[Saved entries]
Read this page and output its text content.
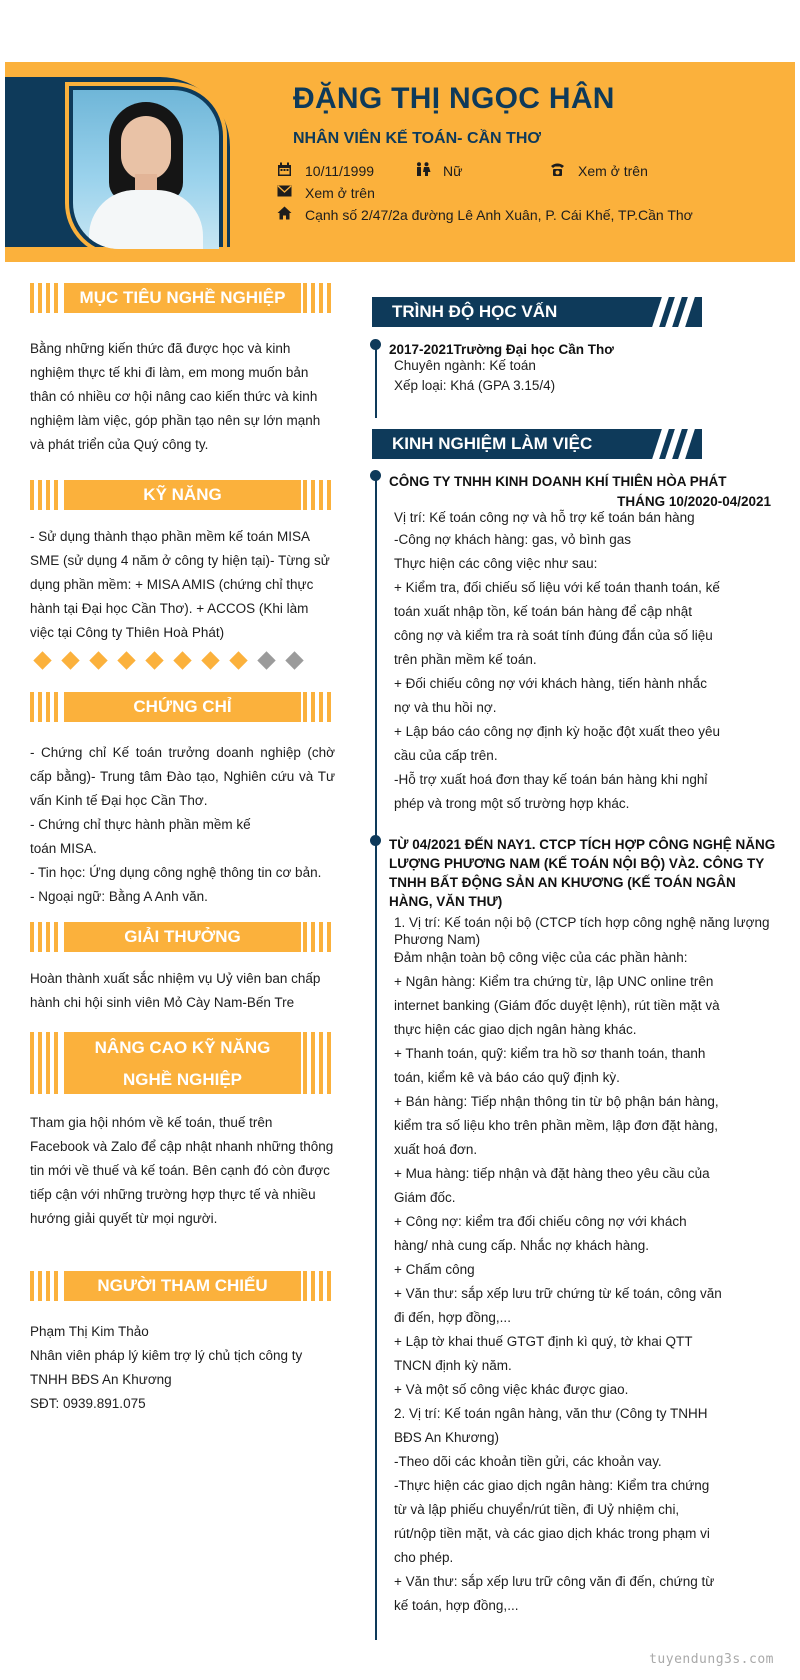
ĐẶNG THỊ NGỌC HÂN
NHÂN VIÊN KẾ TOÁN- CẦN THƠ
10/11/1999	Nữ	Xem ở trên
Xem ở trên
Cạnh số 2/47/2a đường Lê Anh Xuân, P. Cái Khế, TP.Cần Thơ
MỤC TIÊU NGHỀ NGHIỆP
Bằng những kiến thức đã được học và kinh nghiệm thực tế khi đi làm, em mong muốn bản thân có nhiều cơ hội nâng cao kiến thức và kinh nghiệm làm việc, góp phần tạo nên sự lớn mạnh và phát triển của Quý công ty.
KỸ NĂNG
- Sử dụng thành thạo phần mềm kế toán MISA SME (sử dụng 4 năm ở công ty hiện tại)- Từng sử dụng phần mềm: + MISA AMIS (chứng chỉ thực hành tại Đại học Cần Thơ). + ACCOS (Khi làm việc tại Công ty Thiên Hoà Phát)
CHỨNG CHỈ
- Chứng chỉ Kế toán trưởng doanh nghiệp (chờ cấp bằng)- Trung tâm Đào tạo, Nghiên cứu và Tư vấn Kinh tế Đại học Cần Thơ.
- Chứng chỉ thực hành phần mềm kế toán MISA.
- Tin học: Ứng dụng công nghệ thông tin cơ bản.
- Ngoại ngữ: Bằng A Anh văn.
GIẢI THƯỞNG
Hoàn thành xuất sắc nhiệm vụ Uỷ viên ban chấp hành chi hội sinh viên Mỏ Cày Nam-Bến Tre
NÂNG CAO KỸ NĂNG NGHỀ NGHIỆP
Tham gia hội nhóm về kế toán, thuế trên Facebook và Zalo để cập nhật nhanh những thông tin mới về thuế và kế toán. Bên cạnh đó còn được tiếp cận với những trường hợp thực tế và nhiều hướng giải quyết từ mọi người.
NGƯỜI THAM CHIẾU
Phạm Thị Kim Thảo
Nhân viên pháp lý kiêm trợ lý chủ tịch công ty TNHH BĐS An Khương
SĐT: 0939.891.075
TRÌNH ĐỘ HỌC VẤN
2017-2021Trường Đại học Cần Thơ
Chuyên ngành: Kế toán
Xếp loại: Khá (GPA 3.15/4)
KINH NGHIỆM LÀM VIỆC
CÔNG TY TNHH KINH DOANH KHÍ THIÊN HÒA PHÁT
THÁNG 10/2020-04/2021
Vị trí: Kế toán công nợ và hỗ trợ kế toán bán hàng
-Công nợ khách hàng: gas, vỏ bình gas
Thực hiện các công việc như sau:
+ Kiểm tra, đối chiếu số liệu với kế toán thanh toán, kế toán xuất nhập tồn, kế toán bán hàng để cập nhật công nợ và kiểm tra rà soát tính đúng đắn của số liệu trên phần mềm kế toán.
+ Đối chiếu công nợ với khách hàng, tiến hành nhắc nợ và thu hồi nợ.
+ Lập báo cáo công nợ định kỳ hoặc đột xuất theo yêu cầu của cấp trên.
-Hỗ trợ xuất hoá đơn thay kế toán bán hàng khi nghỉ phép và trong một số trường hợp khác.
TỪ 04/2021 ĐẾN NAY1. CTCP TÍCH HỢP CÔNG NGHỆ NĂNG LƯỢNG PHƯƠNG NAM (KẾ TOÁN NỘI BỘ) VÀ2. CÔNG TY TNHH BẤT ĐỘNG SẢN AN KHƯƠNG (KẾ TOÁN NGÂN HÀNG, VĂN THƯ)
1. Vị trí: Kế toán nội bộ (CTCP tích hợp công nghệ năng lượng Phương Nam)
Đảm nhận toàn bộ công việc của các phần hành:
+ Ngân hàng: Kiểm tra chứng từ, lập UNC online trên internet banking (Giám đốc duyệt lệnh), rút tiền mặt và thực hiện các giao dịch ngân hàng khác.
+ Thanh toán, quỹ: kiểm tra hồ sơ thanh toán, thanh toán, kiểm kê và báo cáo quỹ định kỳ.
+ Bán hàng: Tiếp nhận thông tin từ bộ phận bán hàng, kiểm tra số liệu kho trên phần mềm, lập đơn đặt hàng, xuất hoá đơn.
+ Mua hàng: tiếp nhận và đặt hàng theo yêu cầu của Giám đốc.
+ Công nợ: kiểm tra đối chiếu công nợ với khách hàng/ nhà cung cấp. Nhắc nợ khách hàng.
+ Chấm công
+ Văn thư: sắp xếp lưu trữ chứng từ kế toán, công văn đi đến, hợp đồng,...
+ Lập tờ khai thuế GTGT định kì quý, tờ khai QTT TNCN định kỳ năm.
+ Và một số công việc khác được giao.
2. Vị trí: Kế toán ngân hàng, văn thư (Công ty TNHH BĐS An Khương)
-Theo dõi các khoản tiền gửi, các khoản vay.
-Thực hiện các giao dịch ngân hàng: Kiểm tra chứng từ và lập phiếu chuyển/rút tiền, đi Uỷ nhiệm chi, rút/nộp tiền mặt, và các giao dịch khác trong phạm vi cho phép.
+ Văn thư: sắp xếp lưu trữ công văn đi đến, chứng từ kế toán, hợp đồng,...
tuyendung3s.com
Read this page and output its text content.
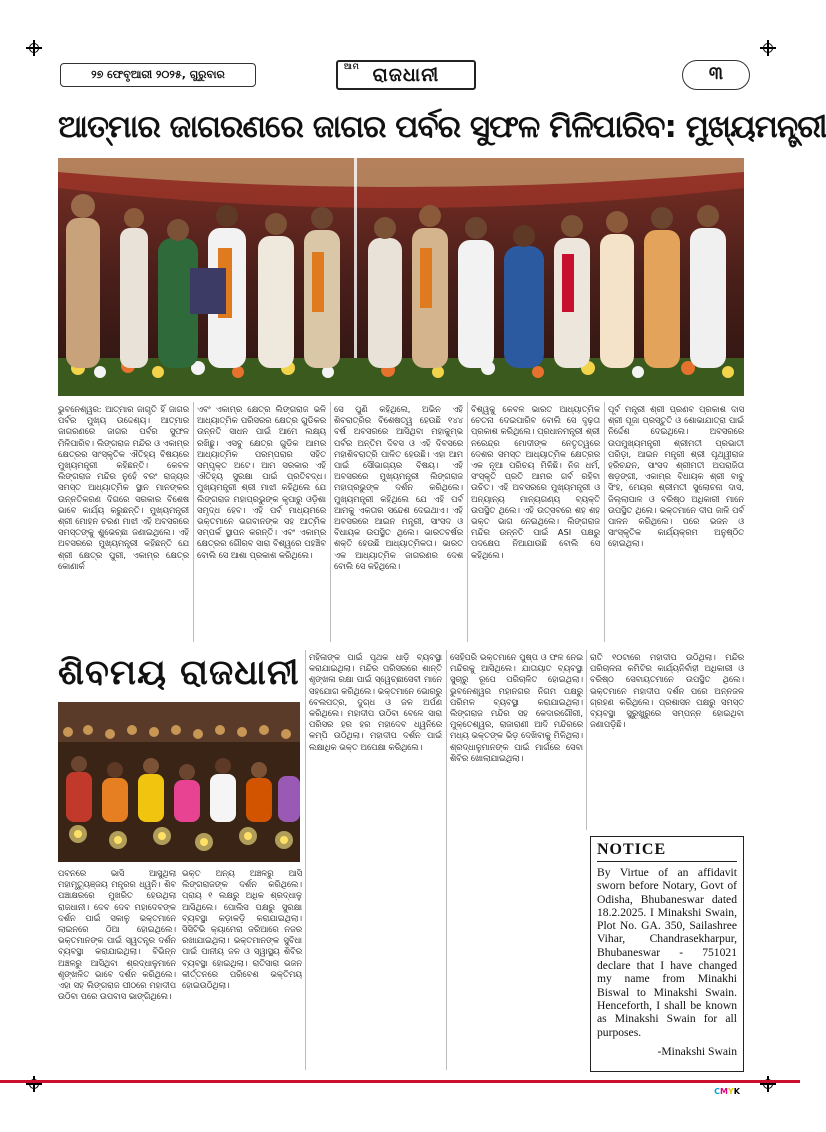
୨୭ ଫେବୃଆରୀ ୨୦୨୫, ଗୁରୁବାର
ଆମ ରାଜଧାନୀ	୩
ଆତ୍ମାର ଜାଗରଣରେ ଜାଗର ପର୍ବର ସୁଫଳ ମିଳିପାରିବ: ମୁଖ୍ୟମନ୍ତ୍ରୀ
ଭୁବନେଶ୍ୱର: ଆତ୍ମାର ଜାଗୃତି ହିଁ ଜାଗର ପର୍ବର ମୁଖ୍ୟ ଉଦ୍ଦେଶ୍ୟ। ଆତ୍ମାର ଜାଗରଣରେ ଜାଗର ପର୍ବର ସୁଫଳ ମିଳିପାରିବ। ଲିଙ୍ଗରାଜ ମନ୍ଦିର ଓ ଏକାମ୍ର କ୍ଷେତ୍ରର ସାଂସ୍କୃତିକ ଐତିହ୍ୟ ବିଷୟରେ ମୁଖ୍ୟମନ୍ତ୍ରୀ କହିଛନ୍ତି। କେବଳ ଲିଙ୍ଗରାଜ ମନ୍ଦିର ନୁହେଁ ବରଂ ରାଜ୍ୟର ସମସ୍ତ ଆଧ୍ୟାତ୍ମିକ ସ୍ଥାନ ମାନଙ୍କର ଉନ୍ନତିକରଣ ଦିଗରେ ସରକାର ବିଶେଷ ଭାବେ କାର୍ଯ୍ୟ କରୁଛନ୍ତି। ମୁଖ୍ୟମନ୍ତ୍ରୀ ଶ୍ରୀ ମୋହନ ଚରଣ ମାଝୀ ଏହି ଅବସରରେ ସମସ୍ତଙ୍କୁ ଶୁଭେଚ୍ଛା ଜଣାଇଥିଲେ। ଏହି ଅବସରରେ ମୁଖ୍ୟମନ୍ତ୍ରୀ କହିଛନ୍ତି ଯେ ଶ୍ରୀ କ୍ଷେତ୍ର ପୁରୀ, ଏକାମ୍ର କ୍ଷେତ୍ର କୋଣାର୍କ
ଏବଂ ଏକାମ୍ର କ୍ଷେତ୍ର ଲିଙ୍ଗରାଜ ଭଳି ଆଧ୍ୟାତ୍ମିକ ପରିସରର କ୍ଷେତ୍ର ଗୁଡିକର ଉନ୍ନତି ସାଧନ ପାଇଁ ଆମେ ଲକ୍ଷ୍ୟ ରଖିଛୁ। ଏସବୁ କ୍ଷେତ୍ର ଗୁଡିକ ଆମର ଆଧ୍ୟାତ୍ମିକ ପରମ୍ପରାର ସହିତ ସମ୍ପୃକ୍ତ ଅଟେ। ଆମ ସରକାର ଏହି ଐତିହ୍ୟ ସୁରକ୍ଷା ପାଇଁ ପ୍ରତିବଦ୍ଧ। ମୁଖ୍ୟମନ୍ତ୍ରୀ ଶ୍ରୀ ମାଝୀ କହିଥିଲେ ଯେ ଲିଙ୍ଗରାଜ ମହାପ୍ରଭୁଙ୍କ କୃପାରୁ ଓଡ଼ିଶା ସମୃଦ୍ଧ ହେବ। ଏହି ପର୍ବ ମାଧ୍ୟମରେ ଭକ୍ତମାନେ ଭଗବାନଙ୍କ ସହ ଆତ୍ମିକ ସମ୍ପର୍କ ସ୍ଥାପନ କରନ୍ତି। ଏବଂ ଏକାମ୍ର କ୍ଷେତ୍ରର ଗୌରବ ସାରା ବିଶ୍ୱରେ ପହଞ୍ଚିବ ବୋଲି ସେ ଆଶା ପ୍ରକାଶ କରିଥିଲେ।
ସେ ପୁଣି କହିଥିଲେ, ଅଭିନ ଏହି ଶିବରାତ୍ରିର ବିଶେଷତ୍ୱ ହେଉଛି ୧୪୪ ବର୍ଷ ଅବସରରେ ଆସିଥିବା ମହାକୁମ୍ଭ ପର୍ବର ଅନ୍ତିମ ଦିବସ ଓ ଏହି ଦିବସରେ ମହାଶିବରାତ୍ରି ପାଳିତ ହେଉଛି। ଏହା ଆମ ପାଇଁ ସୌଭାଗ୍ୟର ବିଷୟ। ଏହି ଅବସରରେ ମୁଖ୍ୟମନ୍ତ୍ରୀ ଲିଙ୍ଗରାଜ ମହାପ୍ରଭୁଙ୍କ ଦର୍ଶନ କରିଥିଲେ। ମୁଖ୍ୟମନ୍ତ୍ରୀ କହିଥିଲେ ଯେ ଏହି ପର୍ବ ଆମକୁ ଏକତାର ସନ୍ଦେଶ ଦେଇଥାଏ। ଏହି ଅବସରରେ ଆଇନ ମନ୍ତ୍ରୀ, ସାଂସଦ ଓ ବିଧାୟକ ଉପସ୍ଥିତ ଥିଲେ। ଭାରତବର୍ଷର ଶକ୍ତି ହେଉଛି ଆଧ୍ୟାତ୍ମିକତା। ଭାରତ ଏକ ଆଧ୍ୟାତ୍ମିକ ଜାଗରଣର ଦେଶ ବୋଲି ସେ କହିଥିଲେ।
ବିଶ୍ୱକୁ କେବଳ ଭାରତ ଆଧ୍ୟାତ୍ମିକ ଚେତନା ଦେଇପାରିବ ବୋଲି ସେ ଦୃଢ଼ତା ପ୍ରକାଶ କରିଥିଲେ। ପ୍ରଧାନମନ୍ତ୍ରୀ ଶ୍ରୀ ନରେନ୍ଦ୍ର ମୋଦୀଙ୍କ ନେତୃତ୍ୱରେ ଦେଶର ସମସ୍ତ ଆଧ୍ୟାତ୍ମିକ କ୍ଷେତ୍ରର ଏକ ନୂଆ ପରିଚୟ ମିଳିଛି। ନିଜ ଧର୍ମ, ସଂସ୍କୃତି ପ୍ରତି ଆମର ଗର୍ବ ରହିବା ଉଚିତ। ଏହି ଅବସରରେ ମୁଖ୍ୟମନ୍ତ୍ରୀ ଓ ଅନ୍ୟାନ୍ୟ ମାନ୍ୟଗଣ୍ୟ ବ୍ୟକ୍ତି ଉପସ୍ଥିତ ଥିଲେ। ଏହି ଉତ୍ସବରେ ଶହ ଶହ ଭକ୍ତ ଭାଗ ନେଇଥିଲେ। ଲିଙ୍ଗରାଜ ମନ୍ଦିର ଉନ୍ନତି ପାଇଁ ASI ପକ୍ଷରୁ ପଦକ୍ଷେପ ନିଆଯାଉଛି ବୋଲି ସେ କହିଥିଲେ।
ପୂର୍ବ ମନ୍ତ୍ରୀ ଶ୍ରୀ ପ୍ରଣବ ପ୍ରକାଶ ଦାସ ଶ୍ରୀ ପୂଜା ପ୍ରସ୍ତୁତି ଓ ଶୋଭାଯାତ୍ରା ପାଇଁ ନିର୍ଦ୍ଦେଶ ଦେଇଥିଲେ। ଅବସରରେ ଉପମୁଖ୍ୟମନ୍ତ୍ରୀ ଶ୍ରୀମତୀ ପ୍ରଭାତୀ ପରିଡ଼ା, ଆଇନ ମନ୍ତ୍ରୀ ଶ୍ରୀ ପୃଥ୍ୱୀରାଜ ହରିଚନ୍ଦନ, ସାଂସଦ ଶ୍ରୀମତୀ ଅପରାଜିତା ଷଡ଼ଙ୍ଗୀ, ଏକାମ୍ର ବିଧାୟକ ଶ୍ରୀ ବାବୁ ସିଂହ, ମେୟର ଶ୍ରୀମତୀ ସୁଲୋଚନା ଦାସ, ଜିଲ୍ଲାପାଳ ଓ ବରିଷ୍ଠ ଅଧିକାରୀ ମାନେ ଉପସ୍ଥିତ ଥିଲେ। ଭକ୍ତମାନେ ଦୀପ ଜାଳି ପର୍ବ ପାଳନ କରିଥିଲେ। ପରେ ଭଜନ ଓ ସାଂସ୍କୃତିକ କାର୍ଯ୍ୟକ୍ରମ ଅନୁଷ୍ଠିତ ହୋଇଥିଲା।
ଶିବମୟ ରାଜଧାନୀ
ପବନରେ ଭାସି ଆସୁଥିଲା ମହାମୃତ୍ୟୁଞ୍ଜୟ ମନ୍ତ୍ରର ଧ୍ୱନି। ଶିବ ପଞ୍ଚାକ୍ଷରରେ ମୁଖରିତ ହେଉଥିଲା ରାଜଧାନୀ। ଦେବ ଦେବ ମହାଦେବଙ୍କ ଦର୍ଶନ ପାଇଁ ସକାଳୁ ଭକ୍ତମାନେ ଲାଇନରେ ଠିଆ ହୋଇଥିଲେ। ଭକ୍ତମାନଙ୍କ ପାଇଁ ସ୍ୱତନ୍ତ୍ର ଦର୍ଶନ ବ୍ୟବସ୍ଥା କରାଯାଇଥିଲା। ବିଭିନ୍ନ ଅଞ୍ଚଳରୁ ଆସିଥିବା ଶ୍ରଦ୍ଧାଳୁମାନେ ଶୃଙ୍ଖଳିତ ଭାବେ ଦର୍ଶନ କରିଥିଲେ। ଏହା ସହ ଲିଙ୍ଗରାଜ ପୀଠରେ ମହାଦୀପ ଉଠିବା ପରେ ଉପବାସ ଭାଙ୍ଗିଥିଲେ।
ଭକ୍ତ ଅନ୍ୟ ଅଞ୍ଚଳରୁ ଆସି ଲିଙ୍ଗରାଜଙ୍କ ଦର୍ଶନ କରିଥିଲେ। ପ୍ରାୟ ୧ ଲକ୍ଷରୁ ଅଧିକ ଶ୍ରଦ୍ଧାଳୁ ଆସିଥିଲେ। ପୋଲିସ ପକ୍ଷରୁ ସୁରକ୍ଷା ବ୍ୟବସ୍ଥା କଡ଼ାକଡ଼ି କରାଯାଇଥିଲା। ସିସିଟିଭି କ୍ୟାମେରା ଜରିଆରେ ନଜର ରଖାଯାଇଥିଲା। ଭକ୍ତମାନଙ୍କ ସୁବିଧା ପାଇଁ ପାନୀୟ ଜଳ ଓ ସ୍ୱାସ୍ଥ୍ୟ ଶିବିର ବ୍ୟବସ୍ଥା ହୋଇଥିଲା। ରାତିସାରା ଭଜନ କୀର୍ତ୍ତନରେ ପରିବେଶ ଭକ୍ତିମୟ ହୋଇଉଠିଥିଲା।
ମହିଳାଙ୍କ ପାଇଁ ପୃଥକ ଧାଡ଼ି ବ୍ୟବସ୍ଥା କରାଯାଇଥିଲା। ମନ୍ଦିର ପରିସରରେ ଶାନ୍ତି ଶୃଙ୍ଖଳା ରକ୍ଷା ପାଇଁ ସ୍ୱେଚ୍ଛାସେବୀ ମାନେ ସହଯୋଗ କରିଥିଲେ। ଭକ୍ତମାନେ ଭୋରରୁ ବେଲପତ୍ର, ଦୁଗ୍ଧ ଓ ଜଳ ଅର୍ପଣ କରିଥିଲେ। ମହାଦୀପ ଉଠିବା ବେଳେ ସାରା ପରିସର ହର ହର ମହାଦେବ ଧ୍ୱନିରେ କମ୍ପି ଉଠିଥିଲା। ମହାଦୀପ ଦର୍ଶନ ପାଇଁ ଲକ୍ଷାଧିକ ଭକ୍ତ ଅପେକ୍ଷା କରିଥିଲେ।
ସେହିପରି ଭକ୍ତମାନେ ପୁଷ୍ପ ଓ ଫଳ ନେଇ ମନ୍ଦିରକୁ ଆସିଥିଲେ। ଯାତାୟାତ ବ୍ୟବସ୍ଥା ସୁଚାରୁ ରୂପେ ପରିଚାଳିତ ହୋଇଥିଲା। ଭୁବନେଶ୍ୱର ମହାନଗର ନିଗମ ପକ୍ଷରୁ ପରିମଳ ବ୍ୟବସ୍ଥା କରାଯାଇଥିଲା। ଲିଙ୍ଗରାଜ ମନ୍ଦିର ସହ କେଦାରଗୌରୀ, ମୁକ୍ତେଶ୍ୱର, ରାଜାରାଣୀ ଆଦି ମନ୍ଦିରରେ ମଧ୍ୟ ଭକ୍ତଙ୍କ ଭିଡ଼ ଦେଖିବାକୁ ମିଳିଥିଲା। ଶ୍ରଦ୍ଧାଳୁମାନଙ୍କ ପାଇଁ ମାର୍ଗରେ ସେବା ଶିବିର ଖୋଲାଯାଇଥିଲା।
ରାତି ୧୦ଟାରେ ମହାଦୀପ ଉଠିଥିଲା। ମନ୍ଦିର ପରିଚାଳନା କମିଟିର କାର୍ଯ୍ୟନିର୍ବାହୀ ଅଧିକାରୀ ଓ ବରିଷ୍ଠ ସେବାୟତମାନେ ଉପସ୍ଥିତ ଥିଲେ। ଭକ୍ତମାନେ ମହାଦୀପ ଦର୍ଶନ ପରେ ଅନ୍ନଜଳ ଗ୍ରହଣ କରିଥିଲେ। ପ୍ରଶାସନ ପକ୍ଷରୁ ସମସ୍ତ ବ୍ୟବସ୍ଥା ସୁରୁଖୁରୁରେ ସମ୍ପନ୍ନ ହୋଇଥିବା ଜଣାପଡ଼ିଛି।
NOTICE
By Virtue of an affidavit sworn before Notary, Govt of Odisha, Bhubaneswar dated 18.2.2025. I Minakshi Swain, Plot No. GA. 350, Sailashree Vihar, Chandrasekharpur, Bhubaneswar - 751021 declare that I have changed my name from Minakhi Biswal to Minakshi Swain. Henceforth, I shall be known as Minakshi Swain for all purposes.
-Minakshi Swain
CMYK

## Directions for this task
Each line with the string "thanh" in it needs to be found and copied.

## Solution
+ Kiểm tra, đối chiếu số liệu với kế toán thanh toán, kế toán xuất nhập tồn, kế toán bán hàng để cập nhật công nợ và kiểm tra rà soát tính đúng đắn của số liệu trên phần mềm kế toán.
+ Thanh toán, quỹ: kiểm tra hồ sơ thanh toán, thanh toán, kiểm kê và báo cáo quỹ định kỳ.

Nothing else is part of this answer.